> [Task goal] Look through the lines below and extract any with the word "إضافة".
╭─ Data to use
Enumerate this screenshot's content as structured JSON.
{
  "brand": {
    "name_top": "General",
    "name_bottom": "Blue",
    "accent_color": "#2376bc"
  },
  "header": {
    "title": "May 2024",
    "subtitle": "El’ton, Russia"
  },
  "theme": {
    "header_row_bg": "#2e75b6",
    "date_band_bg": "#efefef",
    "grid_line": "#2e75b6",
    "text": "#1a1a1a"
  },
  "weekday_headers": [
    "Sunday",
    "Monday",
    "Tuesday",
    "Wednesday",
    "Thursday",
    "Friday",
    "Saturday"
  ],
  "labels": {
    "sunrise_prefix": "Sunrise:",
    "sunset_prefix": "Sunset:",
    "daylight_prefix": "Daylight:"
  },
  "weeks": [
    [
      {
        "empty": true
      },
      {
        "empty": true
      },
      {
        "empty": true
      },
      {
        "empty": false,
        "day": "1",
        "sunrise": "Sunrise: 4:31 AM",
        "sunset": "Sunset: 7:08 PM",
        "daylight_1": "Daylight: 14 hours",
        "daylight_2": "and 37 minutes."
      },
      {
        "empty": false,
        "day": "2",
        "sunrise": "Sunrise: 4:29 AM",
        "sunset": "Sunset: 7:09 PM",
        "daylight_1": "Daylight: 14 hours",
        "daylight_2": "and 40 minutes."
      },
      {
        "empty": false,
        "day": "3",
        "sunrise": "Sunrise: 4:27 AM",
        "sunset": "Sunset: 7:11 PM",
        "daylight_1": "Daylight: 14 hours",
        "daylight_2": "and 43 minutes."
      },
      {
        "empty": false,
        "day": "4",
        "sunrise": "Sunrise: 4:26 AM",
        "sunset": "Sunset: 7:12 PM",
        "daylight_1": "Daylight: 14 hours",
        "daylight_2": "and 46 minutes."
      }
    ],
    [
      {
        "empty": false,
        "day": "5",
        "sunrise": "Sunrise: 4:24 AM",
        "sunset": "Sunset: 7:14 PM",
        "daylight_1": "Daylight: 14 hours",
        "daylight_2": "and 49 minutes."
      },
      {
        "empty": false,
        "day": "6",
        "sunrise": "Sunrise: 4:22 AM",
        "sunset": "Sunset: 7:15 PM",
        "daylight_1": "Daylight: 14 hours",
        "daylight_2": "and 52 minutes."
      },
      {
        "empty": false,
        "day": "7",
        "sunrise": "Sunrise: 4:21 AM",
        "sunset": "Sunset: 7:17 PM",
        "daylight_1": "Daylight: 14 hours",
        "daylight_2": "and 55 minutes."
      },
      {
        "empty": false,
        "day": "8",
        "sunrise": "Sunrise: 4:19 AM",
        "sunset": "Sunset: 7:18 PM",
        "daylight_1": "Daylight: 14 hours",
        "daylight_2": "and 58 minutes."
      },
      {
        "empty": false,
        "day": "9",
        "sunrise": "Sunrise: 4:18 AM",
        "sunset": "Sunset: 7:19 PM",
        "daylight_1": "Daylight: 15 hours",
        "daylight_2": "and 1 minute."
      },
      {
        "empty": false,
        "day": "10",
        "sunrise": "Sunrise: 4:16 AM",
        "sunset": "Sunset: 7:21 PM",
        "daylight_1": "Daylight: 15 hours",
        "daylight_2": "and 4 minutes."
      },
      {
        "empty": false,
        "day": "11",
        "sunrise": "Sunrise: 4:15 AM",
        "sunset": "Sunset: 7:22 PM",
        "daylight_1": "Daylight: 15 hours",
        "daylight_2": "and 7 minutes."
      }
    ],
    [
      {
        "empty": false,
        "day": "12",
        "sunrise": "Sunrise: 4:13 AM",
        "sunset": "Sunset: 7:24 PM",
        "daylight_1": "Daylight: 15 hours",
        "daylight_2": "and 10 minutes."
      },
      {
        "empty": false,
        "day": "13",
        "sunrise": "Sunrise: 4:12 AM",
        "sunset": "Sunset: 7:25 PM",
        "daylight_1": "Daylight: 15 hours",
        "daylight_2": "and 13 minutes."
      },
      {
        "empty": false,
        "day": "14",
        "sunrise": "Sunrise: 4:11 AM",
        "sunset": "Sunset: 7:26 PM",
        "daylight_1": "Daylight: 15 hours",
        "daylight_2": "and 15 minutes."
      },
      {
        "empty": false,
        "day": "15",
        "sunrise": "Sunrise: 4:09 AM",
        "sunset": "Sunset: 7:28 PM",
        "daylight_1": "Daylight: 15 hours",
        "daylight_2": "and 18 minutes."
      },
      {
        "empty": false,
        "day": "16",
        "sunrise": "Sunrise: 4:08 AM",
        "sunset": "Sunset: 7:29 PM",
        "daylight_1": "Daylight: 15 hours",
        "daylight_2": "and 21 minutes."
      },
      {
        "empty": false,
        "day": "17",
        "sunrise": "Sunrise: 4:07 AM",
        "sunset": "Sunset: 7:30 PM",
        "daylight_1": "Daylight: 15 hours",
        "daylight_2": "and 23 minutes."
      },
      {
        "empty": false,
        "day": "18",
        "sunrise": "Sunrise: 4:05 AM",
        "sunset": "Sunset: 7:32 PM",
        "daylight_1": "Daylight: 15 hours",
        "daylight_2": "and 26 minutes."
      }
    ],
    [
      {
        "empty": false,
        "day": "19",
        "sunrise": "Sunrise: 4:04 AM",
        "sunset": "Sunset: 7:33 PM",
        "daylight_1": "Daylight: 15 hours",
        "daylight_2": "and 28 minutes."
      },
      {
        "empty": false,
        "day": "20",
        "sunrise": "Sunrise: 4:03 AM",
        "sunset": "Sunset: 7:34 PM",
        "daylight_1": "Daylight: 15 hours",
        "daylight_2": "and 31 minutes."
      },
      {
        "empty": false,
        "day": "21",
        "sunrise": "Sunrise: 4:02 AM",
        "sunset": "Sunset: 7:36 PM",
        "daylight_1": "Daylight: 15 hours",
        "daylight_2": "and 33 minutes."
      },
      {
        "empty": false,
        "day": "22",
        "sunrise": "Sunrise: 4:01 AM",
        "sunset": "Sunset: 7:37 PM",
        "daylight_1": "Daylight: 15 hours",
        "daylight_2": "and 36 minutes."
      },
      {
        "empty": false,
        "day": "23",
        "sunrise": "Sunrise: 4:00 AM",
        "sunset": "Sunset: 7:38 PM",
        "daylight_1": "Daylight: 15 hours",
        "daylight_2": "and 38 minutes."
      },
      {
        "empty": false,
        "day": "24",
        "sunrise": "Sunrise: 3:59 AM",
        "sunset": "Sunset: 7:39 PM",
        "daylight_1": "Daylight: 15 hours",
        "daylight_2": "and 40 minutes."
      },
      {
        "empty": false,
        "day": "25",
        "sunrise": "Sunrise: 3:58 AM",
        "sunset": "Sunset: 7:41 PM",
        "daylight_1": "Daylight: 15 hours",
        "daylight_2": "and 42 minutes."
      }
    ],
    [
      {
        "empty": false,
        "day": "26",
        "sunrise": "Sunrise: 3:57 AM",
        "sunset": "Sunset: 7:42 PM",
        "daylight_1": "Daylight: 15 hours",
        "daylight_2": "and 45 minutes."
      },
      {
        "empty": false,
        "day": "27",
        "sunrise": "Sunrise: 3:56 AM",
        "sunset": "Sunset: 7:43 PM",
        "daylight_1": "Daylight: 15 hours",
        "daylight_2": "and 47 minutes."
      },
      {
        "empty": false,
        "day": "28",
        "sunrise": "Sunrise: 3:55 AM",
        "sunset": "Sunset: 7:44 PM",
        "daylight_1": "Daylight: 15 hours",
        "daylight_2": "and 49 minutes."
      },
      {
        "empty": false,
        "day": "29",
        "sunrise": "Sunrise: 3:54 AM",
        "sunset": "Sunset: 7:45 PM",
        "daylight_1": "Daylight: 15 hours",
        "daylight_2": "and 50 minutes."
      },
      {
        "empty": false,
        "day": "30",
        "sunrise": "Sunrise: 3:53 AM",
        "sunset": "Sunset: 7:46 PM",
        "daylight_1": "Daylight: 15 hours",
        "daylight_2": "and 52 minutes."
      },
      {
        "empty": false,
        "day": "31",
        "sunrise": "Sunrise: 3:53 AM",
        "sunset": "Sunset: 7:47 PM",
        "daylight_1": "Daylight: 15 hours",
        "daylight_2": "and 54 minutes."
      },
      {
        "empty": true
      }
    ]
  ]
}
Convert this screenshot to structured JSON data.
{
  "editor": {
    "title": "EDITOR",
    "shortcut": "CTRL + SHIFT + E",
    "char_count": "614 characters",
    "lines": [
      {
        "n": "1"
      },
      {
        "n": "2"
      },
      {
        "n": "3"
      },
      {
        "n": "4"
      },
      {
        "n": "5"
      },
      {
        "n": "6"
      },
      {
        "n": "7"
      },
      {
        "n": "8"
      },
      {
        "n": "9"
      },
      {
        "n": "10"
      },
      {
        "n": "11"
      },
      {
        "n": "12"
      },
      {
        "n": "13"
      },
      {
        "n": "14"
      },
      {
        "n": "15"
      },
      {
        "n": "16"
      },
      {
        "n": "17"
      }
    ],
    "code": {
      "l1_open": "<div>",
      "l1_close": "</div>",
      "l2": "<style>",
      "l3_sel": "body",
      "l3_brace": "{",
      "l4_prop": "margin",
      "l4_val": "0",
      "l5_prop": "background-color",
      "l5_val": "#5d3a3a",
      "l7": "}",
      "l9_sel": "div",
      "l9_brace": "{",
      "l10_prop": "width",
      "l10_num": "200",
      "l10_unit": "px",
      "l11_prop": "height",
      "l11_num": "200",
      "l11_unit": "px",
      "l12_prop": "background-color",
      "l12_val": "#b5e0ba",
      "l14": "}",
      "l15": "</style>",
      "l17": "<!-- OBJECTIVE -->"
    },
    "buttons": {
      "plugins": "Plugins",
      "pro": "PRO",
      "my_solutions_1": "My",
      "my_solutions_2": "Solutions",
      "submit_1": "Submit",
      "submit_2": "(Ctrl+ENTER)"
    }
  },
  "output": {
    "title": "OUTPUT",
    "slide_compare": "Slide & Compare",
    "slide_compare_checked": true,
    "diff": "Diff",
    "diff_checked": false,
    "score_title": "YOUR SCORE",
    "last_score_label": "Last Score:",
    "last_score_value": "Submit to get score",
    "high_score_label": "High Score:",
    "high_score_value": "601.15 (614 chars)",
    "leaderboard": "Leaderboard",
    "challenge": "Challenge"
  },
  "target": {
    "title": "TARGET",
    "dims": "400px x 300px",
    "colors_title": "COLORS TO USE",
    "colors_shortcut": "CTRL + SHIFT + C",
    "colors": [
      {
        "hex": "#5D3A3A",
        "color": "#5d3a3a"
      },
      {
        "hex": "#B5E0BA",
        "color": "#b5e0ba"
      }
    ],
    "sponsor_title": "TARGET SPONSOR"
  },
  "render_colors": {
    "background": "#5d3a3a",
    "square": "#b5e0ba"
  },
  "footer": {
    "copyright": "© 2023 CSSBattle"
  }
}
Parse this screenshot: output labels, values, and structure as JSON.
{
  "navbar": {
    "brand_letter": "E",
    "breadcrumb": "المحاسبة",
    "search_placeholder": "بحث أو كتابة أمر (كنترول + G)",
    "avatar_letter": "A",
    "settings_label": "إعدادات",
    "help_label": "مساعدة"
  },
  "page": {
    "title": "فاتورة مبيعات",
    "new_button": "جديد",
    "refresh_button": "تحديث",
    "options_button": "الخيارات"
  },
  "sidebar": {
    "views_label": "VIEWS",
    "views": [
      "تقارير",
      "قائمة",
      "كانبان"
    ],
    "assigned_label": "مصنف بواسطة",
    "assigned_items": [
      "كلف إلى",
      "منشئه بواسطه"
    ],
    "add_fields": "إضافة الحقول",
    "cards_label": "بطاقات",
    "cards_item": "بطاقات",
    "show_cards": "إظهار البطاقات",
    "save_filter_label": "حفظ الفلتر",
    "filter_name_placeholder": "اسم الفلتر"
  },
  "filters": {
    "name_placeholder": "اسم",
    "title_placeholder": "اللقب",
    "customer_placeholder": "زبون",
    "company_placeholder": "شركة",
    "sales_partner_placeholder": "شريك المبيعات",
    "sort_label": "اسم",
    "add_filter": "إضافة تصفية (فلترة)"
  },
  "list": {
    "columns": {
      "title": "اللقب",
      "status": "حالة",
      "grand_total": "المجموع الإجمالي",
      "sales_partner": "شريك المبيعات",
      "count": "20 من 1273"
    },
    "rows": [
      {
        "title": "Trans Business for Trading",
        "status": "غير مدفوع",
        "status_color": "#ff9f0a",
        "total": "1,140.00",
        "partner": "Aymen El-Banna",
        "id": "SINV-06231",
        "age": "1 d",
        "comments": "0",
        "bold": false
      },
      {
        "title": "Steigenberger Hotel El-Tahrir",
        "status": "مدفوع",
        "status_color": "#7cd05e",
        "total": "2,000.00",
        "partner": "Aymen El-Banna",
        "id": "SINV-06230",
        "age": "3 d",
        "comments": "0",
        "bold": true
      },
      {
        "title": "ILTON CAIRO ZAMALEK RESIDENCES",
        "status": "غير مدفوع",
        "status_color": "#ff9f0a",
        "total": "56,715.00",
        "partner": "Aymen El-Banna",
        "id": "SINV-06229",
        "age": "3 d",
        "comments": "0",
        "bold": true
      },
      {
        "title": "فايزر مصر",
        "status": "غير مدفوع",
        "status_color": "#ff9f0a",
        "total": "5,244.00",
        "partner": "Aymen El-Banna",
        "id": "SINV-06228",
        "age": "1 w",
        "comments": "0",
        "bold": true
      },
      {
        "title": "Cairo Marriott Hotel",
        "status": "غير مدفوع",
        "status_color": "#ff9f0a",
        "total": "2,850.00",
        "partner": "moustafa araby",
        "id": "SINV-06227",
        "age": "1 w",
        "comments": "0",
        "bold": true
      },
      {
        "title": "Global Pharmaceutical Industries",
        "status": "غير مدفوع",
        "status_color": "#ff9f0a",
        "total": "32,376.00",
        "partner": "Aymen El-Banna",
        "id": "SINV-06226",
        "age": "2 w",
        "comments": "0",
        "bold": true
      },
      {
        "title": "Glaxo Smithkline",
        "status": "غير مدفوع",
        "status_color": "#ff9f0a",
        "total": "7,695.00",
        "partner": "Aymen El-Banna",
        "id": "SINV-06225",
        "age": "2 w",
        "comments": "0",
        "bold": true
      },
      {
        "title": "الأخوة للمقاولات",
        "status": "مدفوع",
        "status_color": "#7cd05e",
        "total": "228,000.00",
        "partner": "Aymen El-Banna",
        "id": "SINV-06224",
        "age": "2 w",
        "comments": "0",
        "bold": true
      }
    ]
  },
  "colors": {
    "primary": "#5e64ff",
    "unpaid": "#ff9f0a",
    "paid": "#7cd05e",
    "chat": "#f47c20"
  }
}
╰─
> [Written reply]
    "add_fields": "إضافة الحقول",
    "add_filter": "إضافة تصفية (فلترة)"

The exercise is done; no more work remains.